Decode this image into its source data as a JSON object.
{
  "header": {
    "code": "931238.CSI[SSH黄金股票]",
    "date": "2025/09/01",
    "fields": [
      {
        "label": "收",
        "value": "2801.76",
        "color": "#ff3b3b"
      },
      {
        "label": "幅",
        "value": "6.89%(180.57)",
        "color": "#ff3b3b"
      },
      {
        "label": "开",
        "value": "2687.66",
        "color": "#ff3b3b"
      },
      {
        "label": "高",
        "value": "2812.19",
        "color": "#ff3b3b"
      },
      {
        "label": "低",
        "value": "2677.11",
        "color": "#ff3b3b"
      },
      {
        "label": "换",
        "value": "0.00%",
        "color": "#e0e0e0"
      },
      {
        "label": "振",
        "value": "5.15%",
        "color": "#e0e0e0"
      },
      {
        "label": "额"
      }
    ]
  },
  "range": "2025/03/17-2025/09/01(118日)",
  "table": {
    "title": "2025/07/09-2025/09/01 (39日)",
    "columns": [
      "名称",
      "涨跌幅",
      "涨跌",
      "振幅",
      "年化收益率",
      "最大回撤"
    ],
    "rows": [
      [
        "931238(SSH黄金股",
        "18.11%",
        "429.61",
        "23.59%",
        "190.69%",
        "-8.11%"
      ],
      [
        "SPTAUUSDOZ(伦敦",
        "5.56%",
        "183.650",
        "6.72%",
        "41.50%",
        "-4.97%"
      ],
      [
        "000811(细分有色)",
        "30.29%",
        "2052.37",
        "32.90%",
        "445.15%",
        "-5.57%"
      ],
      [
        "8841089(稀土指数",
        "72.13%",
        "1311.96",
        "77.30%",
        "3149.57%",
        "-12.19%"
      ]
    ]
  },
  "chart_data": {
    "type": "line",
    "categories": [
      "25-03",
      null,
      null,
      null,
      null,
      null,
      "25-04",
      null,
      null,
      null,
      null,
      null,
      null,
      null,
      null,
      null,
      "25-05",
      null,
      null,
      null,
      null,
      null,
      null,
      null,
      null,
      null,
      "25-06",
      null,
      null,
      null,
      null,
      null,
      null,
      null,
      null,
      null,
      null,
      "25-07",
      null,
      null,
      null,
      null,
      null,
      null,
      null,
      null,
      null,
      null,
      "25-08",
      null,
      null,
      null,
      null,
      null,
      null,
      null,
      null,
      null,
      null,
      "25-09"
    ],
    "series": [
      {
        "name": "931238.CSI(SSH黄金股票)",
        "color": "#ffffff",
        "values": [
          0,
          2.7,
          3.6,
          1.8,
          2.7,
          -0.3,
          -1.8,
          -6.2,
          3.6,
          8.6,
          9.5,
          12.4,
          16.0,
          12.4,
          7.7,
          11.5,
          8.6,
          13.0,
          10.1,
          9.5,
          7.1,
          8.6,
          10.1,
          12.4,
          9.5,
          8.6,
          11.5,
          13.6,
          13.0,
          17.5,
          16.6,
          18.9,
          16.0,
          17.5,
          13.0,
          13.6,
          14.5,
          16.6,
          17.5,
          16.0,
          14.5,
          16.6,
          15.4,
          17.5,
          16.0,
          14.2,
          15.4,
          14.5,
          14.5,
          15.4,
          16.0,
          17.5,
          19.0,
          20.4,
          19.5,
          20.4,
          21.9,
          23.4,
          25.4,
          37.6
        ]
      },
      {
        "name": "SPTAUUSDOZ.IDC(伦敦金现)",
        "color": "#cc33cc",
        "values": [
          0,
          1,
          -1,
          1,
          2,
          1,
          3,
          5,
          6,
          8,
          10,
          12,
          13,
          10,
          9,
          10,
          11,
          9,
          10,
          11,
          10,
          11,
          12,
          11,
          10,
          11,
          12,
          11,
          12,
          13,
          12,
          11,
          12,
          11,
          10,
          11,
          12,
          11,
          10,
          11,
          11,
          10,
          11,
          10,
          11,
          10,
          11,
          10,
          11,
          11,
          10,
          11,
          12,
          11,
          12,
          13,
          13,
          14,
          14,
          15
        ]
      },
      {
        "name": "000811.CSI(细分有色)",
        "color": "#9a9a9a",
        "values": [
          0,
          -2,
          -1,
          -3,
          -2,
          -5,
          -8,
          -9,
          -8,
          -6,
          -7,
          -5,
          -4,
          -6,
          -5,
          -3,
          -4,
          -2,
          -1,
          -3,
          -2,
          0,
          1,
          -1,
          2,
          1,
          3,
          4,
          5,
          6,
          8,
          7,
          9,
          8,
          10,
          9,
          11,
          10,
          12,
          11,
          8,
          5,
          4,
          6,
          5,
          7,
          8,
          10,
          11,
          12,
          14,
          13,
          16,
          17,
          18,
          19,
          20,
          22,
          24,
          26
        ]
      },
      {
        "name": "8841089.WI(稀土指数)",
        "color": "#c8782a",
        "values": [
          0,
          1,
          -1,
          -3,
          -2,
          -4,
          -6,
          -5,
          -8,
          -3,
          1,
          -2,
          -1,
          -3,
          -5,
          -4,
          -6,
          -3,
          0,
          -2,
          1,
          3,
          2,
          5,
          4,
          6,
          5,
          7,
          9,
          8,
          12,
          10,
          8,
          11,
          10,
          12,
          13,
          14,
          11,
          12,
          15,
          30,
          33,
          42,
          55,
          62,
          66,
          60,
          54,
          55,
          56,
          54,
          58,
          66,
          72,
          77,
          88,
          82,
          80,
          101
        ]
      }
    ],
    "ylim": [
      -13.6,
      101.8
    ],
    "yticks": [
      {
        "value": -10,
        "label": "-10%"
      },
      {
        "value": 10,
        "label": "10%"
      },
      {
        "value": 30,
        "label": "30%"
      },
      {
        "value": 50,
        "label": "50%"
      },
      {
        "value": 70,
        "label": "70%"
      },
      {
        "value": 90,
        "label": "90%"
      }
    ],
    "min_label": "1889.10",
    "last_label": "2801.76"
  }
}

☆ ☆ ☆

Retype every record above exactly as written.

Decode this image into its source data as a JSON object.
{
  "header": {
    "code": "931238.CSI[SSH黄金股票]",
    "date": "2025/09/01",
    "fields": [
      {
        "label": "收",
        "value": "2801.76",
        "color": "#ff3b3b"
      },
      {
        "label": "幅",
        "value": "6.89%(180.57)",
        "color": "#ff3b3b"
      },
      {
        "label": "开",
        "value": "2687.66",
        "color": "#ff3b3b"
      },
      {
        "label": "高",
        "value": "2812.19",
        "color": "#ff3b3b"
      },
      {
        "label": "低",
        "value": "2677.11",
        "color": "#ff3b3b"
      },
      {
        "label": "换",
        "value": "0.00%",
        "color": "#e0e0e0"
      },
      {
        "label": "振",
        "value": "5.15%",
        "color": "#e0e0e0"
      },
      {
        "label": "额"
      }
    ]
  },
  "range": "2025/03/17-2025/09/01(118日)",
  "table": {
    "title": "2025/07/09-2025/09/01 (39日)",
    "columns": [
      "名称",
      "涨跌幅",
      "涨跌",
      "振幅",
      "年化收益率",
      "最大回撤"
    ],
    "rows": [
      [
        "931238(SSH黄金股",
        "18.11%",
        "429.61",
        "23.59%",
        "190.69%",
        "-8.11%"
      ],
      [
        "SPTAUUSDOZ(伦敦",
        "5.56%",
        "183.650",
        "6.72%",
        "41.50%",
        "-4.97%"
      ],
      [
        "000811(细分有色)",
        "30.29%",
        "2052.37",
        "32.90%",
        "445.15%",
        "-5.57%"
      ],
      [
        "8841089(稀土指数",
        "72.13%",
        "1311.96",
        "77.30%",
        "3149.57%",
        "-12.19%"
      ]
    ]
  },
  "chart_data": {
    "type": "line",
    "categories": [
      "25-03",
      null,
      null,
      null,
      null,
      null,
      "25-04",
      null,
      null,
      null,
      null,
      null,
      null,
      null,
      null,
      null,
      "25-05",
      null,
      null,
      null,
      null,
      null,
      null,
      null,
      null,
      null,
      "25-06",
      null,
      null,
      null,
      null,
      null,
      null,
      null,
      null,
      null,
      null,
      "25-07",
      null,
      null,
      null,
      null,
      null,
      null,
      null,
      null,
      null,
      null,
      "25-08",
      null,
      null,
      null,
      null,
      null,
      null,
      null,
      null,
      null,
      null,
      "25-09"
    ],
    "series": [
      {
        "name": "931238.CSI(SSH黄金股票)",
        "color": "#ffffff",
        "values": [
          0,
          2.7,
          3.6,
          1.8,
          2.7,
          -0.3,
          -1.8,
          -6.2,
          3.6,
          8.6,
          9.5,
          12.4,
          16.0,
          12.4,
          7.7,
          11.5,
          8.6,
          13.0,
          10.1,
          9.5,
          7.1,
          8.6,
          10.1,
          12.4,
          9.5,
          8.6,
          11.5,
          13.6,
          13.0,
          17.5,
          16.6,
          18.9,
          16.0,
          17.5,
          13.0,
          13.6,
          14.5,
          16.6,
          17.5,
          16.0,
          14.5,
          16.6,
          15.4,
          17.5,
          16.0,
          14.2,
          15.4,
          14.5,
          14.5,
          15.4,
          16.0,
          17.5,
          19.0,
          20.4,
          19.5,
          20.4,
          21.9,
          23.4,
          25.4,
          37.6
        ]
      },
      {
        "name": "SPTAUUSDOZ.IDC(伦敦金现)",
        "color": "#cc33cc",
        "values": [
          0,
          1,
          -1,
          1,
          2,
          1,
          3,
          5,
          6,
          8,
          10,
          12,
          13,
          10,
          9,
          10,
          11,
          9,
          10,
          11,
          10,
          11,
          12,
          11,
          10,
          11,
          12,
          11,
          12,
          13,
          12,
          11,
          12,
          11,
          10,
          11,
          12,
          11,
          10,
          11,
          11,
          10,
          11,
          10,
          11,
          10,
          11,
          10,
          11,
          11,
          10,
          11,
          12,
          11,
          12,
          13,
          13,
          14,
          14,
          15
        ]
      },
      {
        "name": "000811.CSI(细分有色)",
        "color": "#9a9a9a",
        "values": [
          0,
          -2,
          -1,
          -3,
          -2,
          -5,
          -8,
          -9,
          -8,
          -6,
          -7,
          -5,
          -4,
          -6,
          -5,
          -3,
          -4,
          -2,
          -1,
          -3,
          -2,
          0,
          1,
          -1,
          2,
          1,
          3,
          4,
          5,
          6,
          8,
          7,
          9,
          8,
          10,
          9,
          11,
          10,
          12,
          11,
          8,
          5,
          4,
          6,
          5,
          7,
          8,
          10,
          11,
          12,
          14,
          13,
          16,
          17,
          18,
          19,
          20,
          22,
          24,
          26
        ]
      },
      {
        "name": "8841089.WI(稀土指数)",
        "color": "#c8782a",
        "values": [
          0,
          1,
          -1,
          -3,
          -2,
          -4,
          -6,
          -5,
          -8,
          -3,
          1,
          -2,
          -1,
          -3,
          -5,
          -4,
          -6,
          -3,
          0,
          -2,
          1,
          3,
          2,
          5,
          4,
          6,
          5,
          7,
          9,
          8,
          12,
          10,
          8,
          11,
          10,
          12,
          13,
          14,
          11,
          12,
          15,
          30,
          33,
          42,
          55,
          62,
          66,
          60,
          54,
          55,
          56,
          54,
          58,
          66,
          72,
          77,
          88,
          82,
          80,
          101
        ]
      }
    ],
    "ylim": [
      -13.6,
      101.8
    ],
    "yticks": [
      {
        "value": -10,
        "label": "-10%"
      },
      {
        "value": 10,
        "label": "10%"
      },
      {
        "value": 30,
        "label": "30%"
      },
      {
        "value": 50,
        "label": "50%"
      },
      {
        "value": 70,
        "label": "70%"
      },
      {
        "value": 90,
        "label": "90%"
      }
    ],
    "min_label": "1889.10",
    "last_label": "2801.76"
  }
}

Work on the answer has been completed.